Please give the entries again in full and exactly, without any picture.

• Dataset excerpts
|---|

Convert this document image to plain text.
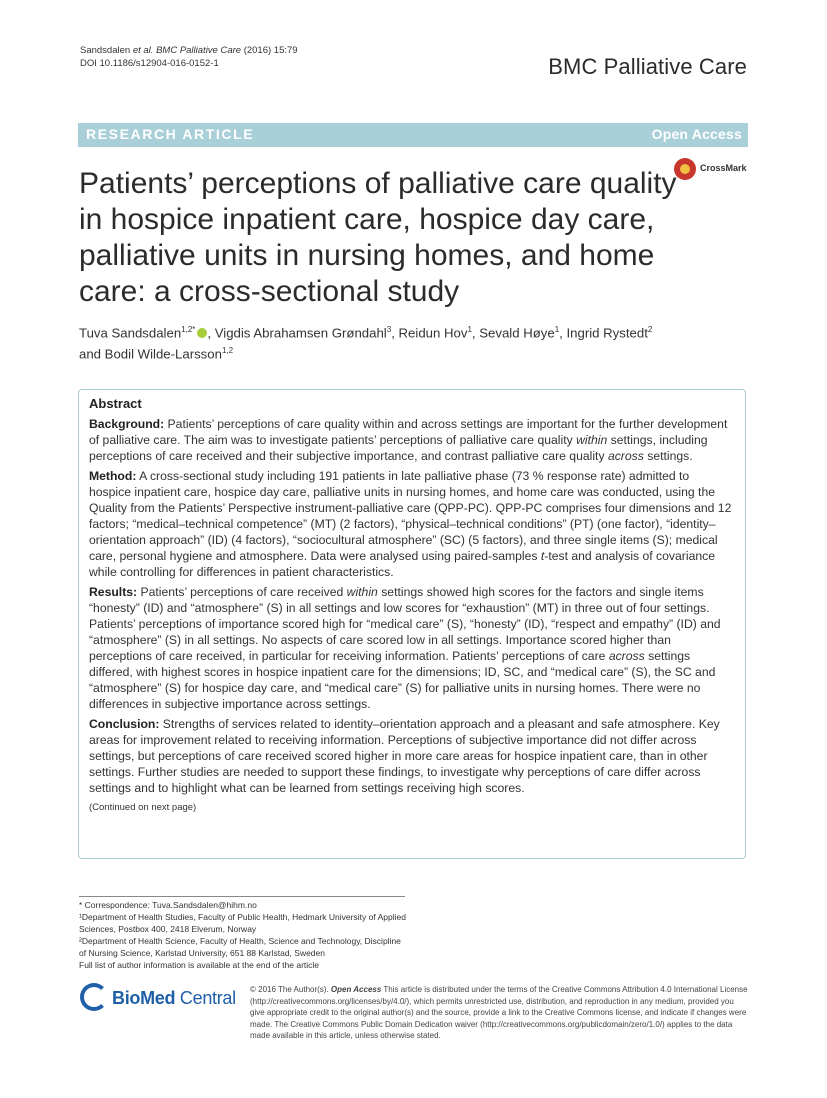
Sandsdalen et al. BMC Palliative Care (2016) 15:79
DOI 10.1186/s12904-016-0152-1	BMC Palliative Care
RESEARCH ARTICLE	Open Access
CrossMark
Patients’ perceptions of palliative care quality in hospice inpatient care, hospice day care, palliative units in nursing homes, and home care: a cross-sectional study
Tuva Sandsdalen$^{1,2*}$ , Vigdis Abrahamsen Grøndahl$^3$, Reidun Hov$^1$, Sevald Høye$^1$, Ingrid Rystedt$^2$
and Bodil Wilde-Larsson$^{1,2}$
Abstract

Background: Patients’ perceptions of care quality within and across settings are important for the further development of palliative care. The aim was to investigate patients’ perceptions of palliative care quality within settings, including perceptions of care received and their subjective importance, and contrast palliative care quality across settings.

Method: A cross-sectional study including 191 patients in late palliative phase (73 % response rate) admitted to hospice inpatient care, hospice day care, palliative units in nursing homes, and home care was conducted, using the Quality from the Patients’ Perspective instrument-palliative care (QPP-PC). QPP-PC comprises four dimensions and 12 factors; “medical–technical competence” (MT) (2 factors), “physical–technical conditions” (PT) (one factor), “identity–orientation approach” (ID) (4 factors), “sociocultural atmosphere” (SC) (5 factors), and three single items (S); medical care, personal hygiene and atmosphere. Data were analysed using paired-samples t-test and analysis of covariance while controlling for differences in patient characteristics.

Results: Patients’ perceptions of care received within settings showed high scores for the factors and single items “honesty” (ID) and “atmosphere” (S) in all settings and low scores for “exhaustion” (MT) in three out of four settings. Patients’ perceptions of importance scored high for “medical care” (S), “honesty” (ID), “respect and empathy” (ID) and “atmosphere” (S) in all settings. No aspects of care scored low in all settings. Importance scored higher than perceptions of care received, in particular for receiving information. Patients’ perceptions of care across settings differed, with highest scores in hospice inpatient care for the dimensions; ID, SC, and “medical care” (S), the SC and “atmosphere” (S) for hospice day care, and “medical care” (S) for palliative units in nursing homes. There were no differences in subjective importance across settings.

Conclusion: Strengths of services related to identity–orientation approach and a pleasant and safe atmosphere. Key areas for improvement related to receiving information. Perceptions of subjective importance did not differ across settings, but perceptions of care received scored higher in more care areas for hospice inpatient care, than in other settings. Further studies are needed to support these findings, to investigate why perceptions of care differ across settings and to highlight what can be learned from settings receiving high scores.

(Continued on next page)

* Correspondence: Tuva.Sandsdalen@hihm.no

¹Department of Health Studies, Faculty of Public Health, Hedmark University of Applied Sciences, Postbox 400, 2418 Elverum, Norway

²Department of Health Science, Faculty of Health, Science and Technology, Discipline of Nursing Science, Karlstad University, 651 88 Karlstad, Sweden

Full list of author information is available at the end of the article

BioMed Central © 2016 The Author(s). Open Access This article is distributed under the terms of the Creative Commons Attribution 4.0 International License (http://creativecommons.org/licenses/by/4.0/), which permits unrestricted use, distribution, and reproduction in any medium, provided you give appropriate credit to the original author(s) and the source, provide a link to the Creative Commons license, and indicate if changes were made. The Creative Commons Public Domain Dedication waiver (http://creativecommons.org/publicdomain/zero/1.0/) applies to the data made available in this article, unless otherwise stated.
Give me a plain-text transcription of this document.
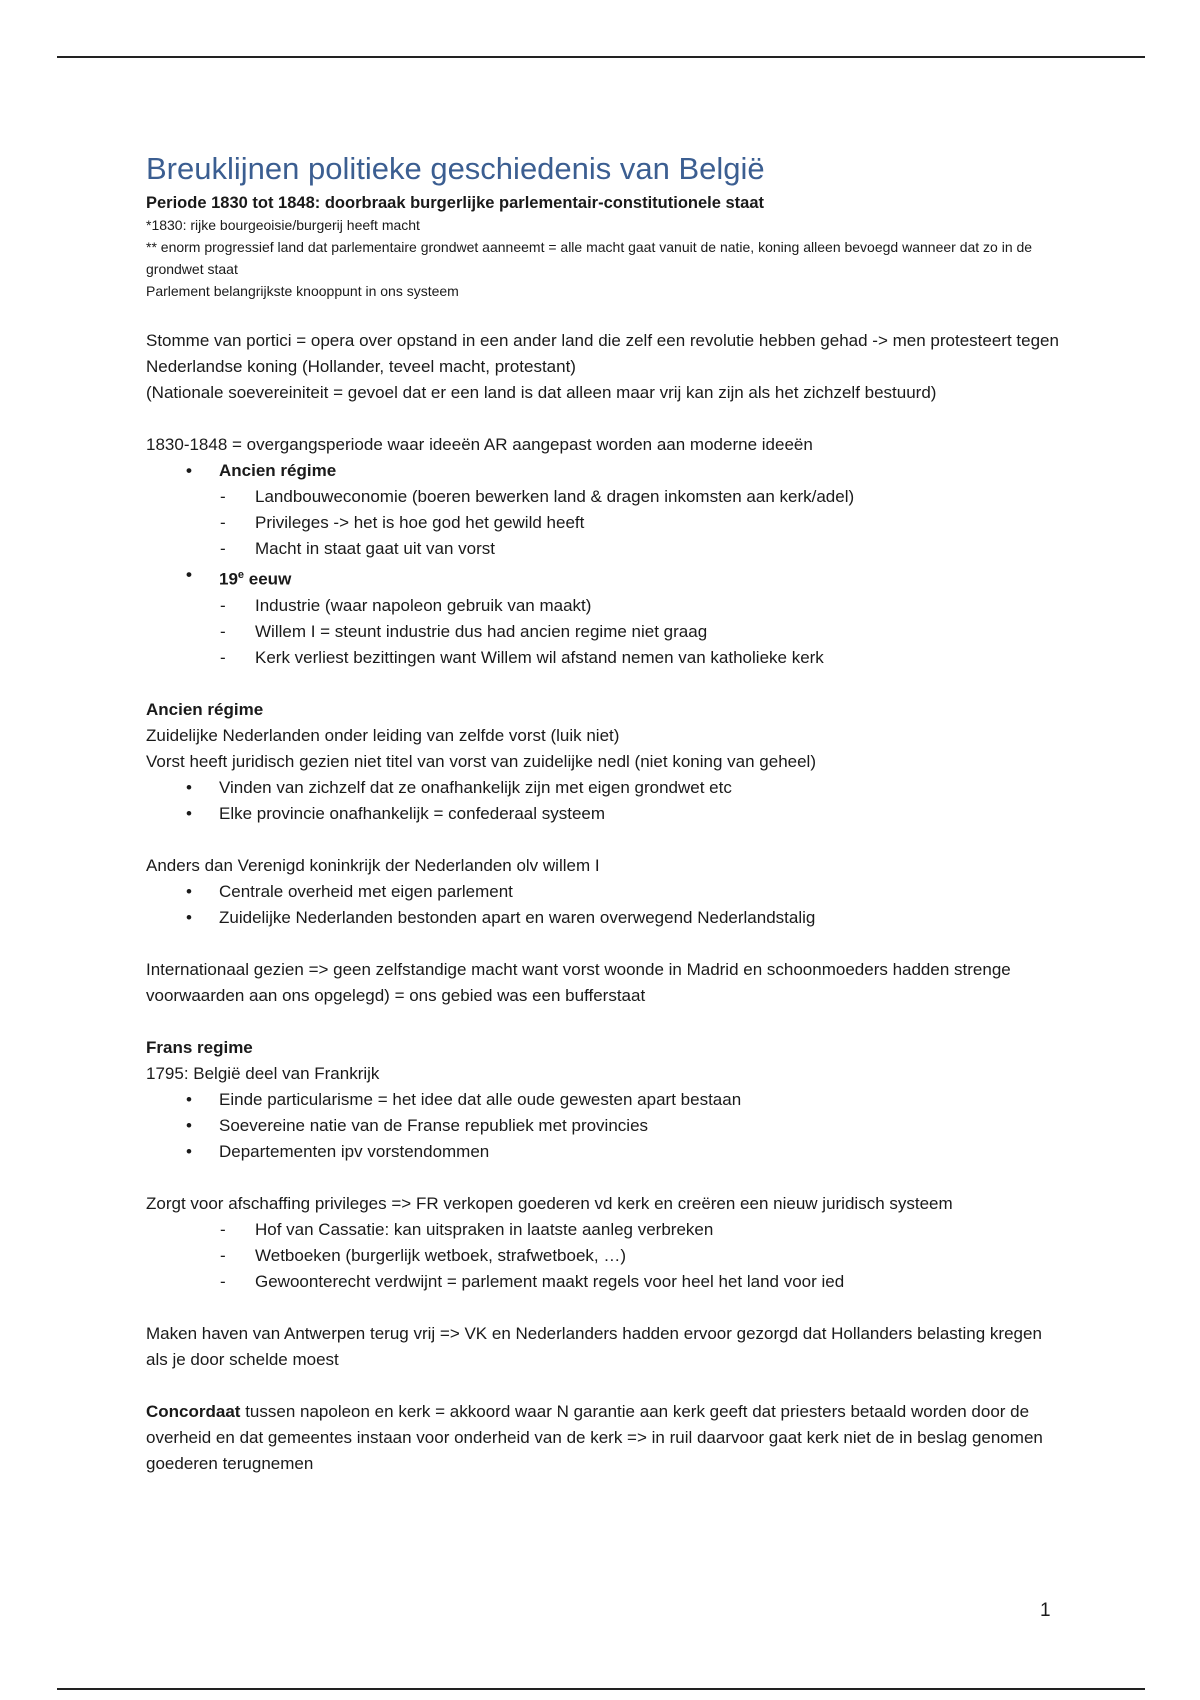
Breuklijnen politieke geschiedenis van België
Periode 1830 tot 1848: doorbraak burgerlijke parlementair-constitutionele staat
*1830: rijke bourgeoisie/burgerij heeft macht
** enorm progressief land dat parlementaire grondwet aanneemt = alle macht gaat vanuit de natie, koning alleen bevoegd wanneer dat zo in de grondwet staat
Parlement belangrijkste knooppunt in ons systeem

Stomme van portici = opera over opstand in een ander land die zelf een revolutie hebben gehad -> men protesteert tegen Nederlandse koning (Hollander, teveel macht, protestant)

(Nationale soevereiniteit = gevoel dat er een land is dat alleen maar vrij kan zijn als het zichzelf bestuurd)

1830-1848 = overgangsperiode waar ideeën AR aangepast worden aan moderne ideeën

• Ancien régime
- Landbouweconomie (boeren bewerken land & dragen inkomsten aan kerk/adel)
- Privileges -> het is hoe god het gewild heeft
- Macht in staat gaat uit van vorst
• 19e eeuw
- Industrie (waar napoleon gebruik van maakt)
- Willem I = steunt industrie dus had ancien regime niet graag
- Kerk verliest bezittingen want Willem wil afstand nemen van katholieke kerk

Ancien régime

Zuidelijke Nederlanden onder leiding van zelfde vorst (luik niet)

Vorst heeft juridisch gezien niet titel van vorst van zuidelijke nedl (niet koning van geheel)

• Vinden van zichzelf dat ze onafhankelijk zijn met eigen grondwet etc
• Elke provincie onafhankelijk = confederaal systeem

Anders dan Verenigd koninkrijk der Nederlanden olv willem I

• Centrale overheid met eigen parlement
• Zuidelijke Nederlanden bestonden apart en waren overwegend Nederlandstalig

Internationaal gezien => geen zelfstandige macht want vorst woonde in Madrid en schoonmoeders hadden strenge voorwaarden aan ons opgelegd) = ons gebied was een bufferstaat

Frans regime

1795: België deel van Frankrijk

• Einde particularisme = het idee dat alle oude gewesten apart bestaan
• Soevereine natie van de Franse republiek met provincies
• Departementen ipv vorstendommen

Zorgt voor afschaffing privileges => FR verkopen goederen vd kerk en creëren een nieuw juridisch systeem

- Hof van Cassatie: kan uitspraken in laatste aanleg verbreken
- Wetboeken (burgerlijk wetboek, strafwetboek, …)
- Gewoonterecht verdwijnt = parlement maakt regels voor heel het land voor ied

Maken haven van Antwerpen terug vrij => VK en Nederlanders hadden ervoor gezorgd dat Hollanders belasting kregen als je door schelde moest

Concordaat tussen napoleon en kerk = akkoord waar N garantie aan kerk geeft dat priesters betaald worden door de overheid en dat gemeentes instaan voor onderheid van de kerk => in ruil daarvoor gaat kerk niet de in beslag genomen goederen terugnemen

1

|---|

• YOUR SOLUTION
Convert this document image to plain text.
Sandsdalen et al. BMC Palliative Care (2016) 15:79
DOI 10.1186/s12904-016-0152-1	BMC Palliative Care
RESEARCH ARTICLE	Open Access
CrossMark
Patients’ perceptions of palliative care quality in hospice inpatient care, hospice day care, palliative units in nursing homes, and home care: a cross-sectional study
Tuva Sandsdalen$^{1,2*}$ , Vigdis Abrahamsen Grøndahl$^3$, Reidun Hov$^1$, Sevald Høye$^1$, Ingrid Rystedt$^2$
and Bodil Wilde-Larsson$^{1,2}$
Abstract

Background: Patients’ perceptions of care quality within and across settings are important for the further development of palliative care. The aim was to investigate patients’ perceptions of palliative care quality within settings, including perceptions of care received and their subjective importance, and contrast palliative care quality across settings.

Method: A cross-sectional study including 191 patients in late palliative phase (73 % response rate) admitted to hospice inpatient care, hospice day care, palliative units in nursing homes, and home care was conducted, using the Quality from the Patients’ Perspective instrument-palliative care (QPP-PC). QPP-PC comprises four dimensions and 12 factors; “medical–technical competence” (MT) (2 factors), “physical–technical conditions” (PT) (one factor), “identity–orientation approach” (ID) (4 factors), “sociocultural atmosphere” (SC) (5 factors), and three single items (S); medical care, personal hygiene and atmosphere. Data were analysed using paired-samples t-test and analysis of covariance while controlling for differences in patient characteristics.

Results: Patients’ perceptions of care received within settings showed high scores for the factors and single items “honesty” (ID) and “atmosphere” (S) in all settings and low scores for “exhaustion” (MT) in three out of four settings. Patients’ perceptions of importance scored high for “medical care” (S), “honesty” (ID), “respect and empathy” (ID) and “atmosphere” (S) in all settings. No aspects of care scored low in all settings. Importance scored higher than perceptions of care received, in particular for receiving information. Patients’ perceptions of care across settings differed, with highest scores in hospice inpatient care for the dimensions; ID, SC, and “medical care” (S), the SC and “atmosphere” (S) for hospice day care, and “medical care” (S) for palliative units in nursing homes. There were no differences in subjective importance across settings.

Conclusion: Strengths of services related to identity–orientation approach and a pleasant and safe atmosphere. Key areas for improvement related to receiving information. Perceptions of subjective importance did not differ across settings, but perceptions of care received scored higher in more care areas for hospice inpatient care, than in other settings. Further studies are needed to support these findings, to investigate why perceptions of care differ across settings and to highlight what can be learned from settings receiving high scores.

(Continued on next page)

* Correspondence: Tuva.Sandsdalen@hihm.no

¹Department of Health Studies, Faculty of Public Health, Hedmark University of Applied Sciences, Postbox 400, 2418 Elverum, Norway

²Department of Health Science, Faculty of Health, Science and Technology, Discipline of Nursing Science, Karlstad University, 651 88 Karlstad, Sweden

Full list of author information is available at the end of the article

BioMed Central © 2016 The Author(s). Open Access This article is distributed under the terms of the Creative Commons Attribution 4.0 International License (http://creativecommons.org/licenses/by/4.0/), which permits unrestricted use, distribution, and reproduction in any medium, provided you give appropriate credit to the original author(s) and the source, provide a link to the Creative Commons license, and indicate if changes were made. The Creative Commons Public Domain Dedication waiver (http://creativecommons.org/publicdomain/zero/1.0/) applies to the data made available in this article, unless otherwise stated.
Give me a plain-text transcription of this document.
Breuklijnen politieke geschiedenis van België
Periode 1830 tot 1848: doorbraak burgerlijke parlementair-constitutionele staat
*1830: rijke bourgeoisie/burgerij heeft macht
** enorm progressief land dat parlementaire grondwet aanneemt = alle macht gaat vanuit de natie, koning alleen bevoegd wanneer dat zo in de grondwet staat
Parlement belangrijkste knooppunt in ons systeem

Stomme van portici = opera over opstand in een ander land die zelf een revolutie hebben gehad -> men protesteert tegen Nederlandse koning (Hollander, teveel macht, protestant)

(Nationale soevereiniteit = gevoel dat er een land is dat alleen maar vrij kan zijn als het zichzelf bestuurd)

1830-1848 = overgangsperiode waar ideeën AR aangepast worden aan moderne ideeën

• Ancien régime
- Landbouweconomie (boeren bewerken land & dragen inkomsten aan kerk/adel)
- Privileges -> het is hoe god het gewild heeft
- Macht in staat gaat uit van vorst
• 19e eeuw
- Industrie (waar napoleon gebruik van maakt)
- Willem I = steunt industrie dus had ancien regime niet graag
- Kerk verliest bezittingen want Willem wil afstand nemen van katholieke kerk

Ancien régime

Zuidelijke Nederlanden onder leiding van zelfde vorst (luik niet)

Vorst heeft juridisch gezien niet titel van vorst van zuidelijke nedl (niet koning van geheel)

• Vinden van zichzelf dat ze onafhankelijk zijn met eigen grondwet etc
• Elke provincie onafhankelijk = confederaal systeem

Anders dan Verenigd koninkrijk der Nederlanden olv willem I

• Centrale overheid met eigen parlement
• Zuidelijke Nederlanden bestonden apart en waren overwegend Nederlandstalig

Internationaal gezien => geen zelfstandige macht want vorst woonde in Madrid en schoonmoeders hadden strenge voorwaarden aan ons opgelegd) = ons gebied was een bufferstaat

Frans regime

1795: België deel van Frankrijk

• Einde particularisme = het idee dat alle oude gewesten apart bestaan
• Soevereine natie van de Franse republiek met provincies
• Departementen ipv vorstendommen

Zorgt voor afschaffing privileges => FR verkopen goederen vd kerk en creëren een nieuw juridisch systeem

- Hof van Cassatie: kan uitspraken in laatste aanleg verbreken
- Wetboeken (burgerlijk wetboek, strafwetboek, …)
- Gewoonterecht verdwijnt = parlement maakt regels voor heel het land voor ied

Maken haven van Antwerpen terug vrij => VK en Nederlanders hadden ervoor gezorgd dat Hollanders belasting kregen als je door schelde moest

Concordaat tussen napoleon en kerk = akkoord waar N garantie aan kerk geeft dat priesters betaald worden door de overheid en dat gemeentes instaan voor onderheid van de kerk => in ruil daarvoor gaat kerk niet de in beslag genomen goederen terugnemen

1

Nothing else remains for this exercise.